Extract every line of the items below word for word, omitting the pictures.

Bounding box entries
>>>

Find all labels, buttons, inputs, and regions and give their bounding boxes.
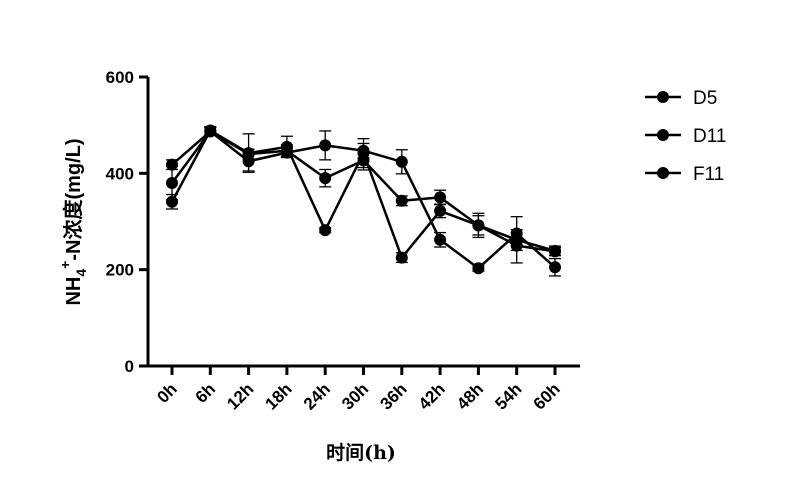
x-tick-label: 36h [376, 379, 410, 413]
data-point [510, 227, 523, 240]
legend: D5 D11 F11 [645, 88, 726, 185]
x-axis-label: 时间(h) [326, 442, 396, 464]
x-tick-label: 48h [453, 379, 487, 413]
data-point [166, 195, 178, 208]
data-point [166, 158, 178, 171]
series-layer [166, 124, 561, 277]
data-point [510, 239, 523, 252]
x-tick-label: 42h [415, 379, 449, 413]
data-point [434, 204, 447, 217]
x-tick-label: 30h [338, 379, 372, 413]
data-point [472, 219, 485, 232]
y-axis-label: NH4+-N浓度(mg/L) [57, 138, 89, 305]
x-tick-label: 18h [262, 379, 296, 413]
x-tick-label: 6h [192, 379, 219, 406]
legend-item-D11: D11 [645, 126, 726, 147]
x-ticks: 0h 6h 12h 18h 24h 30h 36h 42h 48h 54h 60h [153, 366, 564, 414]
x-tick-label: 0h [153, 379, 180, 406]
data-point [472, 262, 485, 275]
x-tick-label: 12h [223, 379, 257, 413]
data-point [166, 176, 178, 189]
y-tick-label: 0 [125, 357, 134, 376]
legend-label: D11 [693, 126, 726, 147]
data-point [434, 233, 447, 246]
data-point [280, 144, 293, 157]
data-point [319, 224, 332, 237]
data-point [395, 194, 408, 207]
legend-item-F11: F11 [645, 164, 724, 185]
data-point [242, 148, 255, 161]
x-tick-label: 54h [491, 379, 525, 413]
legend-label: F11 [693, 164, 724, 185]
data-point [549, 245, 561, 258]
data-point [204, 125, 217, 138]
data-point [319, 139, 332, 152]
axes [146, 77, 580, 368]
y-tick-label: 600 [106, 68, 134, 87]
y-tick-label: 400 [106, 164, 134, 183]
legend-item-D5: D5 [645, 88, 717, 109]
data-point [395, 155, 408, 168]
legend-marker [657, 129, 669, 141]
legend-marker [657, 167, 669, 179]
data-point [357, 154, 370, 167]
series-F11 [166, 125, 561, 258]
data-point [549, 261, 561, 274]
series-D11 [166, 125, 561, 277]
x-tick-label: 24h [300, 379, 334, 413]
legend-marker [657, 91, 669, 103]
data-point [395, 251, 408, 264]
legend-label: D5 [693, 88, 717, 109]
y-tick-label: 200 [106, 261, 134, 280]
data-point [319, 172, 332, 185]
y-ticks: 0 200 400 600 [106, 68, 148, 376]
data-point [434, 191, 447, 204]
x-tick-label: 60h [530, 379, 564, 413]
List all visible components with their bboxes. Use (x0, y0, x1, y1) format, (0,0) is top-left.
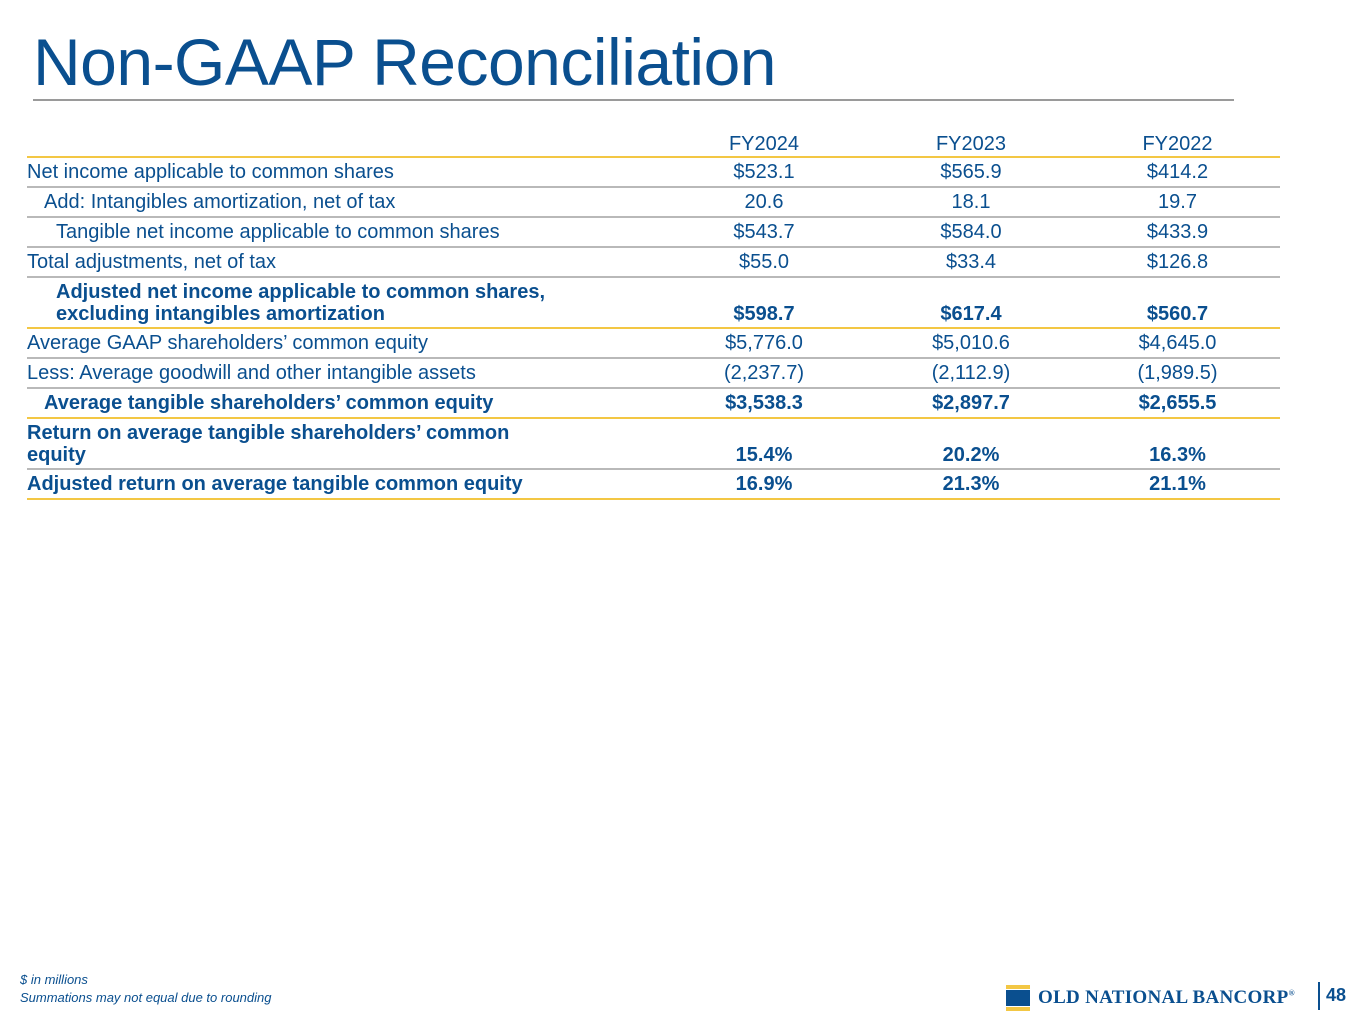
company-name-text: OLD NATIONAL BANCORP (1038, 987, 1289, 1008)
row-label: Total adjustments, net of tax (27, 247, 661, 278)
table-row: Less: Average goodwill and other intangi… (27, 358, 1280, 389)
footnotes: $ in millions Summations may not equal d… (20, 971, 272, 1007)
row-label: Return on average tangible shareholders’… (27, 418, 661, 470)
page-number-divider (1318, 982, 1320, 1010)
row-label-line1: Adjusted net income applicable to common… (56, 281, 545, 303)
cell-fy2022: 16.3% (1075, 418, 1280, 470)
cell-fy2024: $3,538.3 (661, 388, 867, 419)
row-label: Net income applicable to common shares (27, 157, 661, 188)
cell-fy2024: 15.4% (661, 418, 867, 470)
header-fy2024: FY2024 (661, 126, 867, 158)
cell-fy2022: 21.1% (1075, 469, 1280, 500)
table-row: Tangible net income applicable to common… (27, 217, 1280, 248)
cell-fy2023: $5,010.6 (867, 328, 1075, 359)
cell-fy2023: $33.4 (867, 247, 1075, 278)
cell-fy2022: $126.8 (1075, 247, 1280, 278)
cell-fy2024: (2,237.7) (661, 358, 867, 389)
cell-fy2024: 20.6 (661, 187, 867, 218)
cell-fy2024: $523.1 (661, 157, 867, 188)
cell-fy2024: 16.9% (661, 469, 867, 500)
cell-fy2022: $2,655.5 (1075, 388, 1280, 419)
cell-fy2024: $543.7 (661, 217, 867, 248)
cell-fy2023: 18.1 (867, 187, 1075, 218)
table-row: Add: Intangibles amortization, net of ta… (27, 187, 1280, 218)
cell-fy2022: 19.7 (1075, 187, 1280, 218)
cell-fy2023: (2,112.9) (867, 358, 1075, 389)
cell-fy2023: $565.9 (867, 157, 1075, 188)
row-label: Less: Average goodwill and other intangi… (27, 358, 661, 389)
reconciliation-table: FY2024 FY2023 FY2022 Net income applicab… (27, 126, 1280, 500)
footnote-units: $ in millions (20, 972, 88, 987)
row-label: Average tangible shareholders’ common eq… (27, 388, 661, 419)
cell-fy2023: 21.3% (867, 469, 1075, 500)
header-fy2022: FY2022 (1075, 126, 1280, 158)
company-name: OLD NATIONAL BANCORP® (1038, 987, 1295, 1009)
header-label-cell (27, 126, 661, 158)
table-row: Average GAAP shareholders’ common equity… (27, 328, 1280, 359)
cell-fy2023: $2,897.7 (867, 388, 1075, 419)
row-label-line1: Return on average tangible shareholders’… (27, 422, 510, 444)
footnote-rounding: Summations may not equal due to rounding (20, 990, 272, 1005)
cell-fy2024: $598.7 (661, 277, 867, 329)
page-number: 48 (1326, 985, 1347, 1005)
cell-fy2023: 20.2% (867, 418, 1075, 470)
table-row: Average tangible shareholders’ common eq… (27, 388, 1280, 419)
cell-fy2023: $584.0 (867, 217, 1075, 248)
table-row: Net income applicable to common shares $… (27, 157, 1280, 188)
table-header-row: FY2024 FY2023 FY2022 (27, 126, 1280, 158)
title-divider (33, 99, 1234, 101)
company-logo: OLD NATIONAL BANCORP® (1006, 984, 1295, 1012)
table-row: Return on average tangible shareholders’… (27, 418, 1280, 470)
row-label: Add: Intangibles amortization, net of ta… (27, 187, 661, 218)
table-row: Adjusted net income applicable to common… (27, 277, 1280, 329)
row-label: Adjusted return on average tangible comm… (27, 469, 661, 500)
page-title: Non-GAAP Reconciliation (33, 25, 777, 99)
cell-fy2022: $414.2 (1075, 157, 1280, 188)
row-label-line2: excluding intangibles amortization (56, 303, 385, 325)
cell-fy2022: $560.7 (1075, 277, 1280, 329)
cell-fy2022: $4,645.0 (1075, 328, 1280, 359)
row-label: Average GAAP shareholders’ common equity (27, 328, 661, 359)
row-label: Tangible net income applicable to common… (27, 217, 661, 248)
row-label: Adjusted net income applicable to common… (27, 277, 661, 329)
table-row: Total adjustments, net of tax $55.0 $33.… (27, 247, 1280, 278)
old-national-logo-icon (1006, 985, 1030, 1011)
row-label-line2: equity (27, 444, 86, 466)
cell-fy2023: $617.4 (867, 277, 1075, 329)
cell-fy2024: $5,776.0 (661, 328, 867, 359)
cell-fy2022: $433.9 (1075, 217, 1280, 248)
cell-fy2024: $55.0 (661, 247, 867, 278)
registered-mark: ® (1288, 988, 1295, 998)
header-fy2023: FY2023 (867, 126, 1075, 158)
cell-fy2022: (1,989.5) (1075, 358, 1280, 389)
table-row: Adjusted return on average tangible comm… (27, 469, 1280, 500)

<<<

▸ THE ANSWER:
Find all labels, buttons, inputs, and regions and give their bounding boxes.
x-tick-label: 36h [376, 379, 410, 413]
data-point [510, 227, 523, 240]
legend: D5 D11 F11 [645, 88, 726, 185]
x-axis-label: 时间(h) [326, 442, 396, 464]
x-tick-label: 48h [453, 379, 487, 413]
data-point [166, 195, 178, 208]
data-point [166, 158, 178, 171]
series-layer [166, 124, 561, 277]
data-point [510, 239, 523, 252]
x-tick-label: 42h [415, 379, 449, 413]
data-point [434, 204, 447, 217]
x-tick-label: 30h [338, 379, 372, 413]
data-point [472, 219, 485, 232]
y-axis-label: NH4+-N浓度(mg/L) [57, 138, 89, 305]
x-tick-label: 18h [262, 379, 296, 413]
x-tick-label: 6h [192, 379, 219, 406]
legend-item-D11: D11 [645, 126, 726, 147]
x-ticks: 0h 6h 12h 18h 24h 30h 36h 42h 48h 54h 60h [153, 366, 564, 414]
x-tick-label: 0h [153, 379, 180, 406]
data-point [472, 262, 485, 275]
x-tick-label: 12h [223, 379, 257, 413]
data-point [166, 176, 178, 189]
y-tick-label: 0 [125, 357, 134, 376]
legend-label: D11 [693, 126, 726, 147]
data-point [434, 233, 447, 246]
data-point [280, 144, 293, 157]
data-point [319, 224, 332, 237]
data-point [395, 194, 408, 207]
legend-item-F11: F11 [645, 164, 724, 185]
data-point [242, 148, 255, 161]
x-tick-label: 54h [491, 379, 525, 413]
legend-label: F11 [693, 164, 724, 185]
data-point [549, 245, 561, 258]
data-point [204, 125, 217, 138]
data-point [319, 139, 332, 152]
axes [146, 77, 580, 368]
y-tick-label: 600 [106, 68, 134, 87]
y-tick-label: 400 [106, 164, 134, 183]
legend-item-D5: D5 [645, 88, 717, 109]
data-point [395, 155, 408, 168]
legend-marker [657, 129, 669, 141]
legend-marker [657, 167, 669, 179]
data-point [357, 154, 370, 167]
series-F11 [166, 125, 561, 258]
data-point [549, 261, 561, 274]
series-D11 [166, 125, 561, 277]
x-tick-label: 24h [300, 379, 334, 413]
legend-marker [657, 91, 669, 103]
data-point [395, 251, 408, 264]
legend-label: D5 [693, 88, 717, 109]
y-tick-label: 200 [106, 261, 134, 280]
data-point [319, 172, 332, 185]
y-ticks: 0 200 400 600 [106, 68, 148, 376]
data-point [434, 191, 447, 204]
x-tick-label: 60h [530, 379, 564, 413]
List all visible components with their bboxes. Use (x0, y0, x1, y1) format, (0,0) is top-left.
company-name-text: OLD NATIONAL BANCORP (1038, 987, 1289, 1008)
row-label: Total adjustments, net of tax (27, 247, 661, 278)
table-row: Less: Average goodwill and other intangi… (27, 358, 1280, 389)
footnotes: $ in millions Summations may not equal d… (20, 971, 272, 1007)
row-label: Return on average tangible shareholders’… (27, 418, 661, 470)
page-number-divider (1318, 982, 1320, 1010)
row-label-line1: Adjusted net income applicable to common… (56, 281, 545, 303)
cell-fy2022: 16.3% (1075, 418, 1280, 470)
cell-fy2024: $3,538.3 (661, 388, 867, 419)
row-label: Net income applicable to common shares (27, 157, 661, 188)
cell-fy2024: 15.4% (661, 418, 867, 470)
header-fy2024: FY2024 (661, 126, 867, 158)
cell-fy2022: 21.1% (1075, 469, 1280, 500)
table-row: Tangible net income applicable to common… (27, 217, 1280, 248)
cell-fy2023: $5,010.6 (867, 328, 1075, 359)
cell-fy2023: $33.4 (867, 247, 1075, 278)
cell-fy2022: $126.8 (1075, 247, 1280, 278)
cell-fy2024: (2,237.7) (661, 358, 867, 389)
cell-fy2024: 20.6 (661, 187, 867, 218)
cell-fy2024: $523.1 (661, 157, 867, 188)
cell-fy2024: 16.9% (661, 469, 867, 500)
cell-fy2022: $2,655.5 (1075, 388, 1280, 419)
cell-fy2024: $543.7 (661, 217, 867, 248)
cell-fy2023: 18.1 (867, 187, 1075, 218)
table-row: Add: Intangibles amortization, net of ta… (27, 187, 1280, 218)
cell-fy2022: 19.7 (1075, 187, 1280, 218)
cell-fy2023: (2,112.9) (867, 358, 1075, 389)
cell-fy2023: $565.9 (867, 157, 1075, 188)
row-label: Less: Average goodwill and other intangi… (27, 358, 661, 389)
reconciliation-table: FY2024 FY2023 FY2022 Net income applicab… (27, 126, 1280, 500)
footnote-units: $ in millions (20, 972, 88, 987)
row-label: Average tangible shareholders’ common eq… (27, 388, 661, 419)
cell-fy2023: 21.3% (867, 469, 1075, 500)
header-fy2022: FY2022 (1075, 126, 1280, 158)
company-name: OLD NATIONAL BANCORP® (1038, 987, 1295, 1009)
header-label-cell (27, 126, 661, 158)
table-row: Average GAAP shareholders’ common equity… (27, 328, 1280, 359)
cell-fy2023: $2,897.7 (867, 388, 1075, 419)
row-label-line1: Return on average tangible shareholders’… (27, 422, 510, 444)
footnote-rounding: Summations may not equal due to rounding (20, 990, 272, 1005)
cell-fy2024: $598.7 (661, 277, 867, 329)
page-number: 48 (1326, 985, 1347, 1005)
cell-fy2023: 20.2% (867, 418, 1075, 470)
table-row: Average tangible shareholders’ common eq… (27, 388, 1280, 419)
cell-fy2023: $584.0 (867, 217, 1075, 248)
table-row: Net income applicable to common shares $… (27, 157, 1280, 188)
table-header-row: FY2024 FY2023 FY2022 (27, 126, 1280, 158)
title-divider (33, 99, 1234, 101)
company-logo: OLD NATIONAL BANCORP® (1006, 984, 1295, 1012)
table-row: Return on average tangible shareholders’… (27, 418, 1280, 470)
row-label: Add: Intangibles amortization, net of ta… (27, 187, 661, 218)
table-row: Adjusted net income applicable to common… (27, 277, 1280, 329)
row-label: Adjusted return on average tangible comm… (27, 469, 661, 500)
page-title: Non-GAAP Reconciliation (33, 25, 777, 99)
cell-fy2022: $414.2 (1075, 157, 1280, 188)
row-label-line2: excluding intangibles amortization (56, 303, 385, 325)
cell-fy2022: $560.7 (1075, 277, 1280, 329)
cell-fy2022: $4,645.0 (1075, 328, 1280, 359)
row-label: Average GAAP shareholders’ common equity (27, 328, 661, 359)
row-label: Tangible net income applicable to common… (27, 217, 661, 248)
row-label: Adjusted net income applicable to common… (27, 277, 661, 329)
table-row: Total adjustments, net of tax $55.0 $33.… (27, 247, 1280, 278)
old-national-logo-icon (1006, 985, 1030, 1011)
row-label-line2: equity (27, 444, 86, 466)
cell-fy2023: $617.4 (867, 277, 1075, 329)
cell-fy2024: $5,776.0 (661, 328, 867, 359)
cell-fy2022: $433.9 (1075, 217, 1280, 248)
cell-fy2024: $55.0 (661, 247, 867, 278)
registered-mark: ® (1288, 988, 1295, 998)
header-fy2023: FY2023 (867, 126, 1075, 158)
cell-fy2022: (1,989.5) (1075, 358, 1280, 389)
table-row: Adjusted return on average tangible comm… (27, 469, 1280, 500)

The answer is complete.